» **DATA SECTION**
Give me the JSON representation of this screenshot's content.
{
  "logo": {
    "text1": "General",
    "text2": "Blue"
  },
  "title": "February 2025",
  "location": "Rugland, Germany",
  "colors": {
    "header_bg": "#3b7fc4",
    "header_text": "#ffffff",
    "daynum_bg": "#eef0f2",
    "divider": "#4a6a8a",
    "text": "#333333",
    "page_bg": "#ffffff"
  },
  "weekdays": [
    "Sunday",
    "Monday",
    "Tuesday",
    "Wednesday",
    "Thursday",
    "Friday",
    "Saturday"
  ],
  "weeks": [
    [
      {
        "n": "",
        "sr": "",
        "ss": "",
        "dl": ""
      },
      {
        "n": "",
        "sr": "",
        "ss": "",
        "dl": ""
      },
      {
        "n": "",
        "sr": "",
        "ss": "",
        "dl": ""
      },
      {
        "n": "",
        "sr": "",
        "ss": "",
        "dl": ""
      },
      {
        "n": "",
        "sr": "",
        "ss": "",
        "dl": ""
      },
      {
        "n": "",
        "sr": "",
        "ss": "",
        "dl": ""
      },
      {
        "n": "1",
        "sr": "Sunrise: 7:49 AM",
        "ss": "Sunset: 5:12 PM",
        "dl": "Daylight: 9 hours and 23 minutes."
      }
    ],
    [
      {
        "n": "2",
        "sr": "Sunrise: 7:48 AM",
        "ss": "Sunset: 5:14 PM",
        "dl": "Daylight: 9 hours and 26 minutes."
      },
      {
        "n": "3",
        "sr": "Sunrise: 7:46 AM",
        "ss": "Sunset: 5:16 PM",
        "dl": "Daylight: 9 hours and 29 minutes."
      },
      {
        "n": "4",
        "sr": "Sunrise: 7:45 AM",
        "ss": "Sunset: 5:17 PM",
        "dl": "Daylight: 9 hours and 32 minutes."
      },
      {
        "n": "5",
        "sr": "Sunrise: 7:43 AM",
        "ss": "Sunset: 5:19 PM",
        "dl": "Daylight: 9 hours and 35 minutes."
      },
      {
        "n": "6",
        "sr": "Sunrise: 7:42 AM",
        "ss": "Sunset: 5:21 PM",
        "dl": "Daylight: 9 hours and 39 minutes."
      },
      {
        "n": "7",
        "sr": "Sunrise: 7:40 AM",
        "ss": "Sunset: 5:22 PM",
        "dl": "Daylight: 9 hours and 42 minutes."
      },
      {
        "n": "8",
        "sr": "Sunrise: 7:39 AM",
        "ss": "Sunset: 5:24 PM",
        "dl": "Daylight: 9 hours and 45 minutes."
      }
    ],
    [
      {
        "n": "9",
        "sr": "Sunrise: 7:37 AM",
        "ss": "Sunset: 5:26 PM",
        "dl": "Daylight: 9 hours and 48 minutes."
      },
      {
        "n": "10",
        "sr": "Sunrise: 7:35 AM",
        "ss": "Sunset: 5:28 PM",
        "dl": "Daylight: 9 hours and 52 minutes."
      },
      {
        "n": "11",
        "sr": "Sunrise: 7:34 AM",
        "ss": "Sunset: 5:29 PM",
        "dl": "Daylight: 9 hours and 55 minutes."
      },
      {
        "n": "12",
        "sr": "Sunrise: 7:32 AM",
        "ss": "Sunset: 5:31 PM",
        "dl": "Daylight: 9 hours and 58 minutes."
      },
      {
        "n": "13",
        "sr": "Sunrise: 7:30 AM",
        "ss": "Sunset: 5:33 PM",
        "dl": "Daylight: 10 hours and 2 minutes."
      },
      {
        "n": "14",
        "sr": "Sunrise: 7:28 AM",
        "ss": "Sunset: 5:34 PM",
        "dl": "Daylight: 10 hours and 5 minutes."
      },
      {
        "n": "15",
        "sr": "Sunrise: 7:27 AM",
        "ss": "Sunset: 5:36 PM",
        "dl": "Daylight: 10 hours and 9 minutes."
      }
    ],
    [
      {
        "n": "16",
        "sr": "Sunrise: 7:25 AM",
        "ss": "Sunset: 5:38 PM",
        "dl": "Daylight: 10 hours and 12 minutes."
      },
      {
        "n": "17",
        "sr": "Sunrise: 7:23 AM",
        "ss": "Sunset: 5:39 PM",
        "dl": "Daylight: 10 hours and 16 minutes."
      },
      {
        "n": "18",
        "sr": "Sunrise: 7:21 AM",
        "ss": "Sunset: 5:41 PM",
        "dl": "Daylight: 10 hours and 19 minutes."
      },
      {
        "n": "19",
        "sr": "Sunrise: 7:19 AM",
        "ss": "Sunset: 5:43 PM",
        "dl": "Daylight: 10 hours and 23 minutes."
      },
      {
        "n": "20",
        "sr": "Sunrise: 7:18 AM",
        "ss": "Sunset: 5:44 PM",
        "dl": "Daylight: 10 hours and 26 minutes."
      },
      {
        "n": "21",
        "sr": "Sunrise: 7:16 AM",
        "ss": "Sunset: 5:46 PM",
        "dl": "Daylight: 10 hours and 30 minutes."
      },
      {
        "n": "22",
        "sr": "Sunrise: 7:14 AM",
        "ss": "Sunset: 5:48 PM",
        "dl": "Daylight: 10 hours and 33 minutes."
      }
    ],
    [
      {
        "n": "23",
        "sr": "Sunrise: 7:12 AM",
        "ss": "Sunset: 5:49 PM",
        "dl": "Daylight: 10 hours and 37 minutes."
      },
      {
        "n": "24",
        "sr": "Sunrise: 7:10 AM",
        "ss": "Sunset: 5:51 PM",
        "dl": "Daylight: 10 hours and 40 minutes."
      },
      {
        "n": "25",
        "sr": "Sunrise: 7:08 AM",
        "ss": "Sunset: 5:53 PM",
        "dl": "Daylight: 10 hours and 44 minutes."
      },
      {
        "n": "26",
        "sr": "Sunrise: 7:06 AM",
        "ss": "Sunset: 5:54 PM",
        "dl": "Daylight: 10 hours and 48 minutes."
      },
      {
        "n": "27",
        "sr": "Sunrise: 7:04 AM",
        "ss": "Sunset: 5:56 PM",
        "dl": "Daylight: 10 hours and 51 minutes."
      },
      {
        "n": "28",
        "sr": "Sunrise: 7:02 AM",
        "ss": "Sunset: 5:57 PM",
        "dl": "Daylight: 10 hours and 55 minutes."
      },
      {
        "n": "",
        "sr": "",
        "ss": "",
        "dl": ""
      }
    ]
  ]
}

» **PROBLEM TO SOLVE**
Restate every entry word for word.

» **SOLUTION FOR THIS PROBLEM**
Give me the JSON representation of this screenshot's content.
{
  "logo": {
    "text1": "General",
    "text2": "Blue"
  },
  "title": "February 2025",
  "location": "Rugland, Germany",
  "colors": {
    "header_bg": "#3b7fc4",
    "header_text": "#ffffff",
    "daynum_bg": "#eef0f2",
    "divider": "#4a6a8a",
    "text": "#333333",
    "page_bg": "#ffffff"
  },
  "weekdays": [
    "Sunday",
    "Monday",
    "Tuesday",
    "Wednesday",
    "Thursday",
    "Friday",
    "Saturday"
  ],
  "weeks": [
    [
      {
        "n": "",
        "sr": "",
        "ss": "",
        "dl": ""
      },
      {
        "n": "",
        "sr": "",
        "ss": "",
        "dl": ""
      },
      {
        "n": "",
        "sr": "",
        "ss": "",
        "dl": ""
      },
      {
        "n": "",
        "sr": "",
        "ss": "",
        "dl": ""
      },
      {
        "n": "",
        "sr": "",
        "ss": "",
        "dl": ""
      },
      {
        "n": "",
        "sr": "",
        "ss": "",
        "dl": ""
      },
      {
        "n": "1",
        "sr": "Sunrise: 7:49 AM",
        "ss": "Sunset: 5:12 PM",
        "dl": "Daylight: 9 hours and 23 minutes."
      }
    ],
    [
      {
        "n": "2",
        "sr": "Sunrise: 7:48 AM",
        "ss": "Sunset: 5:14 PM",
        "dl": "Daylight: 9 hours and 26 minutes."
      },
      {
        "n": "3",
        "sr": "Sunrise: 7:46 AM",
        "ss": "Sunset: 5:16 PM",
        "dl": "Daylight: 9 hours and 29 minutes."
      },
      {
        "n": "4",
        "sr": "Sunrise: 7:45 AM",
        "ss": "Sunset: 5:17 PM",
        "dl": "Daylight: 9 hours and 32 minutes."
      },
      {
        "n": "5",
        "sr": "Sunrise: 7:43 AM",
        "ss": "Sunset: 5:19 PM",
        "dl": "Daylight: 9 hours and 35 minutes."
      },
      {
        "n": "6",
        "sr": "Sunrise: 7:42 AM",
        "ss": "Sunset: 5:21 PM",
        "dl": "Daylight: 9 hours and 39 minutes."
      },
      {
        "n": "7",
        "sr": "Sunrise: 7:40 AM",
        "ss": "Sunset: 5:22 PM",
        "dl": "Daylight: 9 hours and 42 minutes."
      },
      {
        "n": "8",
        "sr": "Sunrise: 7:39 AM",
        "ss": "Sunset: 5:24 PM",
        "dl": "Daylight: 9 hours and 45 minutes."
      }
    ],
    [
      {
        "n": "9",
        "sr": "Sunrise: 7:37 AM",
        "ss": "Sunset: 5:26 PM",
        "dl": "Daylight: 9 hours and 48 minutes."
      },
      {
        "n": "10",
        "sr": "Sunrise: 7:35 AM",
        "ss": "Sunset: 5:28 PM",
        "dl": "Daylight: 9 hours and 52 minutes."
      },
      {
        "n": "11",
        "sr": "Sunrise: 7:34 AM",
        "ss": "Sunset: 5:29 PM",
        "dl": "Daylight: 9 hours and 55 minutes."
      },
      {
        "n": "12",
        "sr": "Sunrise: 7:32 AM",
        "ss": "Sunset: 5:31 PM",
        "dl": "Daylight: 9 hours and 58 minutes."
      },
      {
        "n": "13",
        "sr": "Sunrise: 7:30 AM",
        "ss": "Sunset: 5:33 PM",
        "dl": "Daylight: 10 hours and 2 minutes."
      },
      {
        "n": "14",
        "sr": "Sunrise: 7:28 AM",
        "ss": "Sunset: 5:34 PM",
        "dl": "Daylight: 10 hours and 5 minutes."
      },
      {
        "n": "15",
        "sr": "Sunrise: 7:27 AM",
        "ss": "Sunset: 5:36 PM",
        "dl": "Daylight: 10 hours and 9 minutes."
      }
    ],
    [
      {
        "n": "16",
        "sr": "Sunrise: 7:25 AM",
        "ss": "Sunset: 5:38 PM",
        "dl": "Daylight: 10 hours and 12 minutes."
      },
      {
        "n": "17",
        "sr": "Sunrise: 7:23 AM",
        "ss": "Sunset: 5:39 PM",
        "dl": "Daylight: 10 hours and 16 minutes."
      },
      {
        "n": "18",
        "sr": "Sunrise: 7:21 AM",
        "ss": "Sunset: 5:41 PM",
        "dl": "Daylight: 10 hours and 19 minutes."
      },
      {
        "n": "19",
        "sr": "Sunrise: 7:19 AM",
        "ss": "Sunset: 5:43 PM",
        "dl": "Daylight: 10 hours and 23 minutes."
      },
      {
        "n": "20",
        "sr": "Sunrise: 7:18 AM",
        "ss": "Sunset: 5:44 PM",
        "dl": "Daylight: 10 hours and 26 minutes."
      },
      {
        "n": "21",
        "sr": "Sunrise: 7:16 AM",
        "ss": "Sunset: 5:46 PM",
        "dl": "Daylight: 10 hours and 30 minutes."
      },
      {
        "n": "22",
        "sr": "Sunrise: 7:14 AM",
        "ss": "Sunset: 5:48 PM",
        "dl": "Daylight: 10 hours and 33 minutes."
      }
    ],
    [
      {
        "n": "23",
        "sr": "Sunrise: 7:12 AM",
        "ss": "Sunset: 5:49 PM",
        "dl": "Daylight: 10 hours and 37 minutes."
      },
      {
        "n": "24",
        "sr": "Sunrise: 7:10 AM",
        "ss": "Sunset: 5:51 PM",
        "dl": "Daylight: 10 hours and 40 minutes."
      },
      {
        "n": "25",
        "sr": "Sunrise: 7:08 AM",
        "ss": "Sunset: 5:53 PM",
        "dl": "Daylight: 10 hours and 44 minutes."
      },
      {
        "n": "26",
        "sr": "Sunrise: 7:06 AM",
        "ss": "Sunset: 5:54 PM",
        "dl": "Daylight: 10 hours and 48 minutes."
      },
      {
        "n": "27",
        "sr": "Sunrise: 7:04 AM",
        "ss": "Sunset: 5:56 PM",
        "dl": "Daylight: 10 hours and 51 minutes."
      },
      {
        "n": "28",
        "sr": "Sunrise: 7:02 AM",
        "ss": "Sunset: 5:57 PM",
        "dl": "Daylight: 10 hours and 55 minutes."
      },
      {
        "n": "",
        "sr": "",
        "ss": "",
        "dl": ""
      }
    ]
  ]
}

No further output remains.